EXTRAIT →
= = = = = = =
Brésil. Les vies noires comptent: l’urgence de la démilitarisation de la Police militaire

Par Gabriel Santos

«Qui fait confiance à la police? Je ne suis pas fou!»
Edivaldo Alves, Edi Rock

L’Institut de sécurité publique (ISP) a annoncé il y a 10 jours qu’en avril, 177 personnes ont été assassinées à Rio de Janeiro par la police militaire carioca. Ce chiffre est le plus élevé pour le mois d’avril en 18 ans. Et cela se produit en plein milieu de la pandémie. Les colonels de la Police militaire (PM) et les voix officielles de l’institution affirment que ces 177 morts étaient des morts de «marginaux». La Police militaire agit alors comme un «tribunal de rue». Il n’y a pas de procès. Elle définit le crime, définit les coupables, fixe la peine et indique qui sont les exclus.

L’utilisation du terme «marginal» est plus qu’un jeu de mots, c’est une construction politique qui cherche à déplacer ces jeunes assassinés vers un lieu qui légitime leur mort. Ceux qui sont considérés comme marginaux dans la logique formulée par l’État brésilien sont des hors-la-loi. Ils sont dangereux; ils représentent une menace pour les bons citoyens; ils doivent donc être «fusillés» pour maintenir l’ordre public. Après tout, personne ne se soucie de la vie des «marginaux» qui sont dangereux. Cette logique qui légitime ces morts fait partie de la manière dont le racisme se développe dans la société.

Ces dernières semaines ont vu une révolte noire aux États-Unis qui a pris des caractéristiques gigantesques et internationales par des manifestations de masse contre le racisme et par la devise «Black lives matter». Les protestations ont commencé après que le policier Derek Chauvin, ainsi que trois autres policiers, ait assassiné George Floyd.

La philosophe américaine Angela Davis souligne dans un de ses livres le risque de militarisation de la police américaine, tant par l’idéologie des initiatives venant du domaine militaire que par l’acquisition d’armes et d’équipements provenant de l’armée états-unienne.

João Paulo Mattos âgé de 14 ans

Au Brésil, nous avons vu, en mai, la PM assassiner des jeunes et des enfants; de nombreux Joãos [référence à João Paulo Mattos âgé de 14 ans et criblé de balles à Rio, le 19 mai, depuis un hélicoptère de la police militaire] sont éliminés. Ce dernier crime a suscité des manifestations et des discussions dans le pays. La Cour suprême fédérale a récemment interdit les actions dans les favelas de Rio pendant la période d’isolement sanitaire.
= = = = = = =
DONNÉES FOURNIES →
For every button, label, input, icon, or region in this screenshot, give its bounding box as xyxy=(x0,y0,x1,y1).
= = = = = = =
DÉFIS →
1 - Selon l'extrait, combien de personnes la police militaire a-t-elle assassinées à Rio de Janeiro en avril ?
2 - Quelles personnes l'extrait nomme-t-il à partir du paragraphe qui commence par « L'Institut de sécurité publique » ?

RÉPONSES ATTENDUES →
1 - 177 personnes, selon l'Institut de sécurité publique (ISP).

2 - Derek Chauvin, George Floyd, Angela Davis et João Paulo Mattos.